Document passage
·····

There's good news, however, particularly for businesses interested in marketing analytics. In a phone interview with InformationWeek, Anil Kaul, CEO of AbsolutData, an analytics and research firm based in Alameda, Calif., said the data scientist shortage is real, but added that companies shouldn't panic if they don't already have a squad of statistical whizzes on staff.
In addition, there's no reason to invest heavily in a sophisticated data science platform, at least not when you're getting the operation off the ground. "I've seen this happen at many organizations, where people say, 'I need Ph.D.'s to do this. Where am I going to find them?' Because there aren't too many of those people around," Kaul says.
Often, indecision leads companies to simply do nothing. Wrong move.
"When you start in analytics, in your first six months you should not worry about investing tremendous amounts of money on technology, or worry about hiring a big team," says Kaul, who has a Ph.D. in marketing analytics from Cornell University and more than 17 years of experience in the analytics field.
AbsolutData provides analytics support for major Fortune 500 companies, Kaul says, either on a project basis or increasingly on an ongoing "team-support basis," where the firm develops analytics teams for businesses. "The real impact of analytics comes when you're doing simple, basic analytics. You don't need huge tools. You don't need a Ph.D. to do that," Kaul says.

·····

Listed entries
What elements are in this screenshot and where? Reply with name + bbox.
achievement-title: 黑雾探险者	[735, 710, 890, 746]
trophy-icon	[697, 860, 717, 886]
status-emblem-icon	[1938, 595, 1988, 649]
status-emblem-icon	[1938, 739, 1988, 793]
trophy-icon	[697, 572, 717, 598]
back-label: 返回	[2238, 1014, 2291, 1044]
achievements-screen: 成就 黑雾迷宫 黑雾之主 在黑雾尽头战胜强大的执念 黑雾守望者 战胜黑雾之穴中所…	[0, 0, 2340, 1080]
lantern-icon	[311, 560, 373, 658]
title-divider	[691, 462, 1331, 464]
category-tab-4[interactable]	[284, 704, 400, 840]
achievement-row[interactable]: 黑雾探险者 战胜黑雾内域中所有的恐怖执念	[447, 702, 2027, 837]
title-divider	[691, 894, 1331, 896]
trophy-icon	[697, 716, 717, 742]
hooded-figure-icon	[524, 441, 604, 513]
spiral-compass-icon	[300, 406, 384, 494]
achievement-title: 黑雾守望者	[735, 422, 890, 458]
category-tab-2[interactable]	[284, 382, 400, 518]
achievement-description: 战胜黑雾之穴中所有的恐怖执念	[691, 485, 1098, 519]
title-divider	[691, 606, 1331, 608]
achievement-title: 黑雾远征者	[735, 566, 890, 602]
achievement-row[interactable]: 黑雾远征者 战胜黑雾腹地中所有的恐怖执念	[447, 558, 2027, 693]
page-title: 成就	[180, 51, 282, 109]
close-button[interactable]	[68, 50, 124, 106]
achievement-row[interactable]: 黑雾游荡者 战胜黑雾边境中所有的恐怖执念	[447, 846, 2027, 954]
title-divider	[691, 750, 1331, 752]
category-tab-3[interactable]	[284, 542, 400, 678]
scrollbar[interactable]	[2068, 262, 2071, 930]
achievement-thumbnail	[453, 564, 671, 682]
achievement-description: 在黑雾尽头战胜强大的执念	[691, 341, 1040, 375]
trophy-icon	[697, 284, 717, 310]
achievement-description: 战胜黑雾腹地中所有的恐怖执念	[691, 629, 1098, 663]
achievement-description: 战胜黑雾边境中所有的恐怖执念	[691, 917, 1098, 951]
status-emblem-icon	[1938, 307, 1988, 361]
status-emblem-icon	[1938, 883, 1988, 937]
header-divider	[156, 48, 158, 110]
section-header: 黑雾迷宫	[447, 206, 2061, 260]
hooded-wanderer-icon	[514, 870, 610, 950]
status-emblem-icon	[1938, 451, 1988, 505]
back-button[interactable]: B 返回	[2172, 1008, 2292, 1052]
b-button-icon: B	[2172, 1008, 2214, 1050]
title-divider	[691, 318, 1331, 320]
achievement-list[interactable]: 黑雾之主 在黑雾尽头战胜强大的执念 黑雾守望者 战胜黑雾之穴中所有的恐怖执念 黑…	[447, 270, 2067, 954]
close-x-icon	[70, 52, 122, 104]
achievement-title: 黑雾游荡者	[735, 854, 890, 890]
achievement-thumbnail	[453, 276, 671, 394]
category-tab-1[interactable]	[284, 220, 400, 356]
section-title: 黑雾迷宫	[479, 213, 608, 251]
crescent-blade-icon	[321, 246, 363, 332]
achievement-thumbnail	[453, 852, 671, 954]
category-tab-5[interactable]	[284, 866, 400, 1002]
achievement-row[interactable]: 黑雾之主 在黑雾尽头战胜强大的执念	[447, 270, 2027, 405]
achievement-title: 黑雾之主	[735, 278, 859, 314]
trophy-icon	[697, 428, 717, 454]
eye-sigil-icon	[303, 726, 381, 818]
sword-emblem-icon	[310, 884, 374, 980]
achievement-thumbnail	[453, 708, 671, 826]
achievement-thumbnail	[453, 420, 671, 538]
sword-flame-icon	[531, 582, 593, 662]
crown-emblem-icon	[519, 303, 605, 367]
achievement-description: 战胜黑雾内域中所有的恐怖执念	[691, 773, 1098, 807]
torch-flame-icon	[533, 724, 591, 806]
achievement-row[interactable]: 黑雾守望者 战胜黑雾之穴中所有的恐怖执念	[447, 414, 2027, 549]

·····

How to complete this task
Following the entries, reproduce the passage from the analytics article verbatim, starting at the words "There's good news, however, particularly" up to and including the words "whizzes on staff.".

The answer
There's good news, however, particularly for businesses interested in marketing analytics. In a phone interview with InformationWeek, Anil Kaul, CEO of AbsolutData, an analytics and research firm based in Alameda, Calif., said the data scientist shortage is real, but added that companies shouldn't panic if they don't already have a squad of statistical whizzes on staff.